Texto para analizar –
>>>>>

China desarrolla una celda de DRAM sin condensador
Las restricciones que limitan a China para adquirir equipos avanzados de fabricación de semiconductores no frenan a sus investigadores. Al contrario, estos obstáculos impulsan la búsqueda de alternativas a los procesos clásicos y fomentan el diseño de nuevas arquitecturas. Un equipo de científicos chinos ha presentado un avance significativo en este sentido: una arquitectura para celdas de memoria DRAM que prescinde del condensador, un componente que hasta ahora se consideraba esencial.
La arquitectura propuesta cambia el paradigma de la DRAM
La memoria DRAM convencional almacena cada bit de datos en una celda formada por un transistor y un condensador. Este condensador guarda la carga que representa la información, pero debe refrescarse constantemente porque pierde carga con el tiempo. La innovación del Instituto de Microelectrónica de la Academia China de Ciencias (IME CAS) elimina este condensador. En su lugar, la nueva celda emplea una estructura de transistor de efecto de campo de puerta flotante, similar a la que se usa en las memorias flash, pero optimizada para funcionar como DRAM. Esto permite retener los datos sin necesidad de un refresco continuo, simplificando el diseño y reduciendo el consumo de energía.
Las implicaciones técnicas y estratégicas son amplias
Al suprimir el condensador, esta tecnología podría facilitar fabricar chips de memoria más densos y con menor consumo, un objetivo clave para la computación de alto rendimiento y los dispositivos móviles. Desde una perspectiva estratégica, este desarrollo representa un camino para sortear las limitaciones que imponen las sanciones, ya que podría adaptarse a procesos de fabricación menos avanzados o a materiales alternativos. Los investigadores destacan que la celda demostró un tiempo de retención de datos superior a los requisitos típicos de la DRAM, lo que valida su viabilidad conceptual. El trabajo se encuentra en fase de investigación y aún debe superar los desafíos de escalar su producción a nivel industrial.
Claro, porque cuando no puedes comprar la herramienta más fina, te inventas un martillo que funciona como bisturí. La necesidad agudiza el ingenio, o al menos los presupuestos de I+D.

<<<<<

Descripción del ejercicio –
Según el texto sobre la celda de DRAM sin condensador, ¿qué estructura emplea la nueva celda en lugar del condensador? Para esta tarea no hace falta consultar los registros.

Registros proporcionados –

>>>>>

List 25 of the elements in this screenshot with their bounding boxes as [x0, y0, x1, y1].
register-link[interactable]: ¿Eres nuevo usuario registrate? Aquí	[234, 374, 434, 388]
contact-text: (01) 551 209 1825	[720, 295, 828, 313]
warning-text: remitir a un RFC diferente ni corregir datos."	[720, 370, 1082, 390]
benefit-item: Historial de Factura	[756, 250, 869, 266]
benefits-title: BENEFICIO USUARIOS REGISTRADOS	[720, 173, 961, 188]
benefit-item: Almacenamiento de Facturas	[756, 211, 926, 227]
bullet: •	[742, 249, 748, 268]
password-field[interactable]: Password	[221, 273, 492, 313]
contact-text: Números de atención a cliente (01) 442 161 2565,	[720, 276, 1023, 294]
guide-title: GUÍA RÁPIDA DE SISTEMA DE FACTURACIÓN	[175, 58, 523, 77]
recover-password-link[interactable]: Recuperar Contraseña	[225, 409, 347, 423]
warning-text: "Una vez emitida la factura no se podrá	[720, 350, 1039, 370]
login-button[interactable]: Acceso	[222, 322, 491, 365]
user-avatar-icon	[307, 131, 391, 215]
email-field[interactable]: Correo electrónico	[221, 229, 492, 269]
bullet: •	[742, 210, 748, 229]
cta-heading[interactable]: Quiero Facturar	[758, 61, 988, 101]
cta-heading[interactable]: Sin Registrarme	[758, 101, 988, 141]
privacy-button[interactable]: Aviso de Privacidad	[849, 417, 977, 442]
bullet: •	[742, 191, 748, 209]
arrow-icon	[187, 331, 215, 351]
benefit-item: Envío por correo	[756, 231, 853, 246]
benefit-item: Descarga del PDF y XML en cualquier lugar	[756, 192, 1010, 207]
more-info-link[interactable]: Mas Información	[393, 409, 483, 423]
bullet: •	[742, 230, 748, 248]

<<<<<

Respuesta al problema –
Una estructura de transistor de efecto de campo de puerta flotante, similar a la de las memorias flash pero optimizada para funcionar como DRAM.